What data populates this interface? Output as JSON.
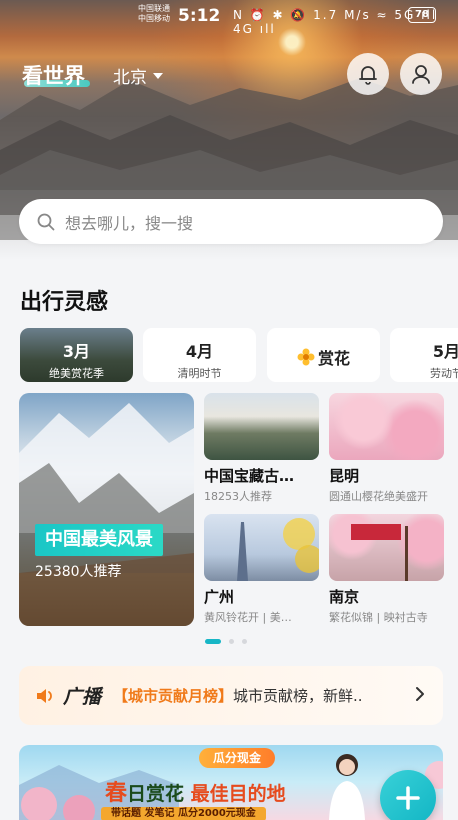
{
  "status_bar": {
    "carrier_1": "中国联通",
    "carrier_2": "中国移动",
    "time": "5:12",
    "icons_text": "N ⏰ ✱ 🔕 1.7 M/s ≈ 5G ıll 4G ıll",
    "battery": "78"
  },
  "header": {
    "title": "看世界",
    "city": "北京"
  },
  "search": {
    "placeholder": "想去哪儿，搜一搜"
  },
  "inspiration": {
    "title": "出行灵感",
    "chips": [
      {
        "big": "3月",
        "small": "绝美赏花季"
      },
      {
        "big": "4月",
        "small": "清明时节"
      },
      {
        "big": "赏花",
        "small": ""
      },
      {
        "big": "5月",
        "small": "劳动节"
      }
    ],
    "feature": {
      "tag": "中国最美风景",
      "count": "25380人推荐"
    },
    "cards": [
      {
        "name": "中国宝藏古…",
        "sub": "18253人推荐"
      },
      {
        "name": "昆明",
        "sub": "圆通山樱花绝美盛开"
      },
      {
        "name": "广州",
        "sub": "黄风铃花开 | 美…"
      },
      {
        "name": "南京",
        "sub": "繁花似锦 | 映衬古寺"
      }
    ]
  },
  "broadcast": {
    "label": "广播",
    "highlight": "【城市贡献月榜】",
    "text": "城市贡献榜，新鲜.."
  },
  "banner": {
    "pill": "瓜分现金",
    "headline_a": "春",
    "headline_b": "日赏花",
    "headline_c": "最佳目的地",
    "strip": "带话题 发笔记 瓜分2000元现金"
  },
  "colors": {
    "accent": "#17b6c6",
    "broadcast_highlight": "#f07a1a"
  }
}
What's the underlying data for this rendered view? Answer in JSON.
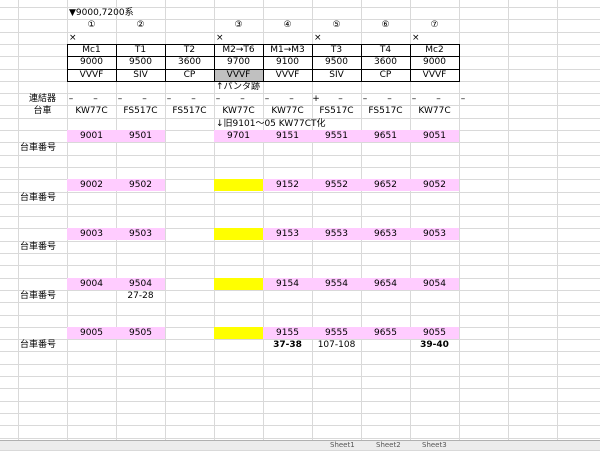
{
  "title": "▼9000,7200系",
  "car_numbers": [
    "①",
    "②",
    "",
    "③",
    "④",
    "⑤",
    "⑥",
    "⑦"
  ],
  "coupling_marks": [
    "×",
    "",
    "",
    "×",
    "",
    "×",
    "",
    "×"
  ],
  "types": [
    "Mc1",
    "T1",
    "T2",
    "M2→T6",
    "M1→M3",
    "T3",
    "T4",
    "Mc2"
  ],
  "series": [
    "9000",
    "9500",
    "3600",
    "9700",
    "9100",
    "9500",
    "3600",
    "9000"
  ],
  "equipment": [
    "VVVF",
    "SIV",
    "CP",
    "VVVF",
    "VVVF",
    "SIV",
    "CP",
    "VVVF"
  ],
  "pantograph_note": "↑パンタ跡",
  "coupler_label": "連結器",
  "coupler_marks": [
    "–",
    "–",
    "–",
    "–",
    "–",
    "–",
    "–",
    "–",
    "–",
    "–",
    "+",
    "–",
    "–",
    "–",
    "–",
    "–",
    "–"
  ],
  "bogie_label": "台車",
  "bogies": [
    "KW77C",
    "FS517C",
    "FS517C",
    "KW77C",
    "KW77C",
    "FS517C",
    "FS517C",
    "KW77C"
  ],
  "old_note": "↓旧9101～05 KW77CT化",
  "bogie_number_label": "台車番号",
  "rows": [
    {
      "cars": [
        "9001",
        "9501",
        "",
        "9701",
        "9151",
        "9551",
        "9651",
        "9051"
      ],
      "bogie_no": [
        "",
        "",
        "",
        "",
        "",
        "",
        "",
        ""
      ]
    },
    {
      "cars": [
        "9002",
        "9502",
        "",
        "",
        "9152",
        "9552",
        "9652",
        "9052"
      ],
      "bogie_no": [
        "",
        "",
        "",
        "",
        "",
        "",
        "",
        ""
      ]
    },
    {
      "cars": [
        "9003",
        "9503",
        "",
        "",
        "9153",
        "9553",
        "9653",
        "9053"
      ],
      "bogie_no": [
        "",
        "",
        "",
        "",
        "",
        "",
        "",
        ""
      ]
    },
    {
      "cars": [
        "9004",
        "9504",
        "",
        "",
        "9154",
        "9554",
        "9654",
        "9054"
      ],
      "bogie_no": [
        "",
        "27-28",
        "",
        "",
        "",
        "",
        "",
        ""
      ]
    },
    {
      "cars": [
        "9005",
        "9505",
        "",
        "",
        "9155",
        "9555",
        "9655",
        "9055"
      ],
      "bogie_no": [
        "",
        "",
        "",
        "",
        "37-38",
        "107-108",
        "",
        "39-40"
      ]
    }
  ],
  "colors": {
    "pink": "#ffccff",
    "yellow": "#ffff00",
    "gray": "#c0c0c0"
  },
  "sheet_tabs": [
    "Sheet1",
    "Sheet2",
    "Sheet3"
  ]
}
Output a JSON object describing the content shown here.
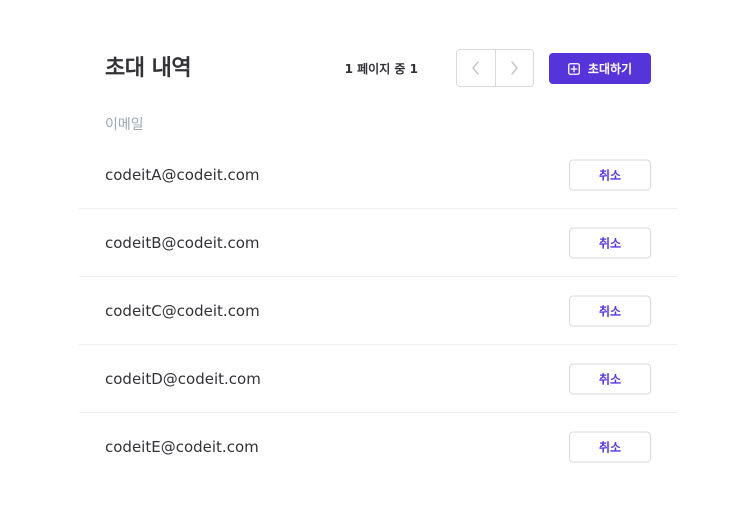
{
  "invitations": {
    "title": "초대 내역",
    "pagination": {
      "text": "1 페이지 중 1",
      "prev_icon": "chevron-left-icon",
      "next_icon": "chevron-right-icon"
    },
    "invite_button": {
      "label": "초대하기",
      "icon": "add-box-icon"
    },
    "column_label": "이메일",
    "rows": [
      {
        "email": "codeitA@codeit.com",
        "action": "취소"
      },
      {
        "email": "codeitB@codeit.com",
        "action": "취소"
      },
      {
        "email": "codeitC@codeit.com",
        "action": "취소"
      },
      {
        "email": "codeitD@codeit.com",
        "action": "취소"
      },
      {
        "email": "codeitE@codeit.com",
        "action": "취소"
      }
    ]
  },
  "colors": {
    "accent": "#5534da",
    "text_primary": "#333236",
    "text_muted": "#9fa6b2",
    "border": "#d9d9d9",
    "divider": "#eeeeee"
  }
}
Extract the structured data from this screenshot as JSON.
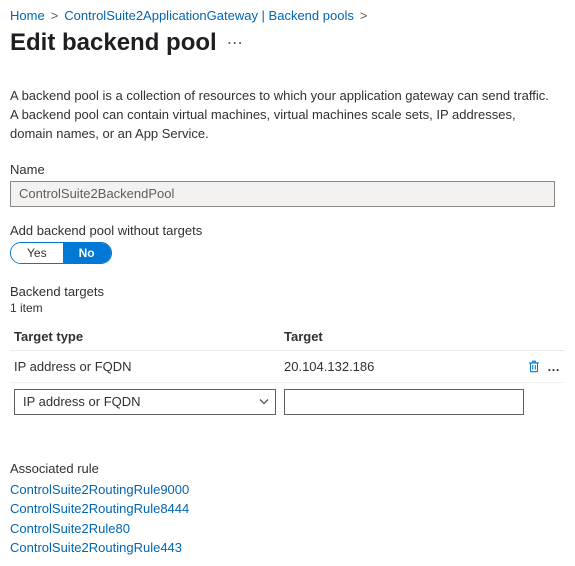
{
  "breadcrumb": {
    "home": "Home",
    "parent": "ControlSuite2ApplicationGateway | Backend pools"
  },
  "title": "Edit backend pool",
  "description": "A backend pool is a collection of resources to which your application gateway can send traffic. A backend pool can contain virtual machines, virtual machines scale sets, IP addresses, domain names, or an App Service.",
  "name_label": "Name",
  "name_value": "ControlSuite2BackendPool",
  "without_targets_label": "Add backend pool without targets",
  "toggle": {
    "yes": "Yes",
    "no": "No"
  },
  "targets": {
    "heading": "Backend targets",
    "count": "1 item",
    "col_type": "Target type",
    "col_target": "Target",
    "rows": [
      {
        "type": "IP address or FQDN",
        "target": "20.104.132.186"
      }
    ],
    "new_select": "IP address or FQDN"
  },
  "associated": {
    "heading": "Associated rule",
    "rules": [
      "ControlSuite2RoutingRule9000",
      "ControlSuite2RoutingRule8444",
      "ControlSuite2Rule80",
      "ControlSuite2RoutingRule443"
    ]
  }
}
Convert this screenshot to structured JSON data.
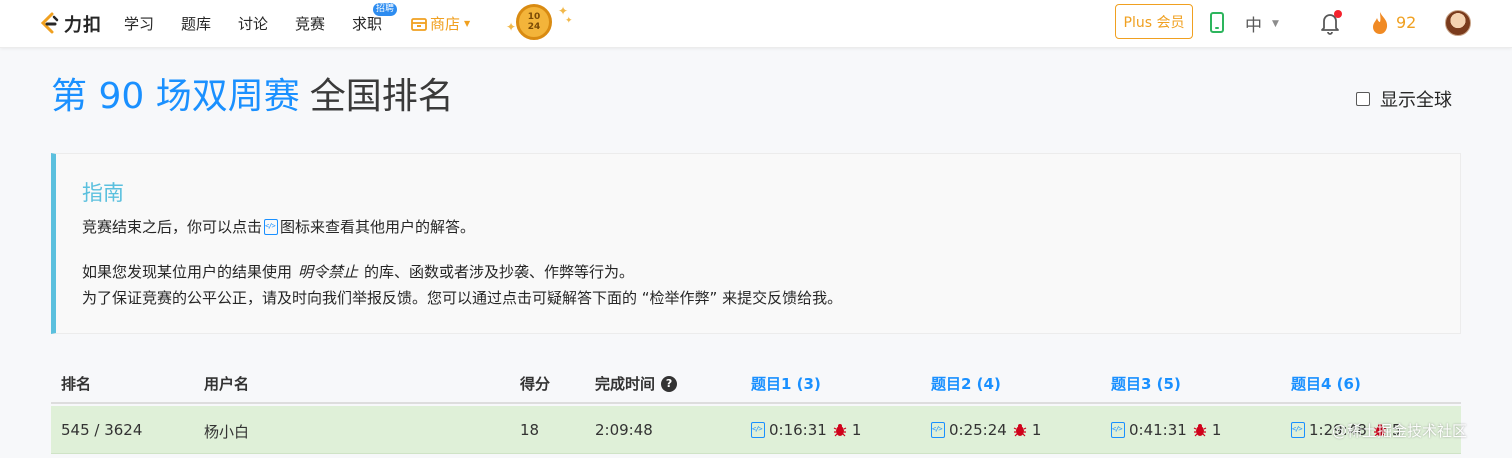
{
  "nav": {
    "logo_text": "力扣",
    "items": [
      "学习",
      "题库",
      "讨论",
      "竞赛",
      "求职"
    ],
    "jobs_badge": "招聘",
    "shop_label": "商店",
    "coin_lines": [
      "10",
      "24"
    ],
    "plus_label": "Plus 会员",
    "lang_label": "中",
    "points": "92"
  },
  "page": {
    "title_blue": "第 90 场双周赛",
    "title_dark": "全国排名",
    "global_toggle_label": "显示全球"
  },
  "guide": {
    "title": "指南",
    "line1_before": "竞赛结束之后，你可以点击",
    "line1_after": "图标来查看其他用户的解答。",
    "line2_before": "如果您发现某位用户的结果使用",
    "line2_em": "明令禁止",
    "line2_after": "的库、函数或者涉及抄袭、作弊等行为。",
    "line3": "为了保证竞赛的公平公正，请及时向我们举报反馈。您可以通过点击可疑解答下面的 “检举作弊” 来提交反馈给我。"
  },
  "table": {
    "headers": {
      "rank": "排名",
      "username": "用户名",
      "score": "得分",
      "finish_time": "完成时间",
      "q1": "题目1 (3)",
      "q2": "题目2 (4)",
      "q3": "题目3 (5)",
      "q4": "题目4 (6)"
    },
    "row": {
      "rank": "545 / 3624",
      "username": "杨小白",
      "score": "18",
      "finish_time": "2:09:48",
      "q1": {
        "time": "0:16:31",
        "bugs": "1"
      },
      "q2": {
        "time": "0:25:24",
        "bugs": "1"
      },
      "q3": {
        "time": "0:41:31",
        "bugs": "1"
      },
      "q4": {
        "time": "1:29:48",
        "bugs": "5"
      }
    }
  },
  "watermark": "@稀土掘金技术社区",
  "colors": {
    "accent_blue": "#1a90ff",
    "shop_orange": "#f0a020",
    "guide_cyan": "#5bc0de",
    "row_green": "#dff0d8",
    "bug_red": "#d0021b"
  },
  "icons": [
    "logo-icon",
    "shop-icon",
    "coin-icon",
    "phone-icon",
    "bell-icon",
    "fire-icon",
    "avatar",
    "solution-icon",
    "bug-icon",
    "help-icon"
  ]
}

◆ ◆ ◆ ◆ ◆

*Set exercise*.
Of the lines in the data, how many hold the string "targets"? State the number, nothing else.

*Written answer*.
3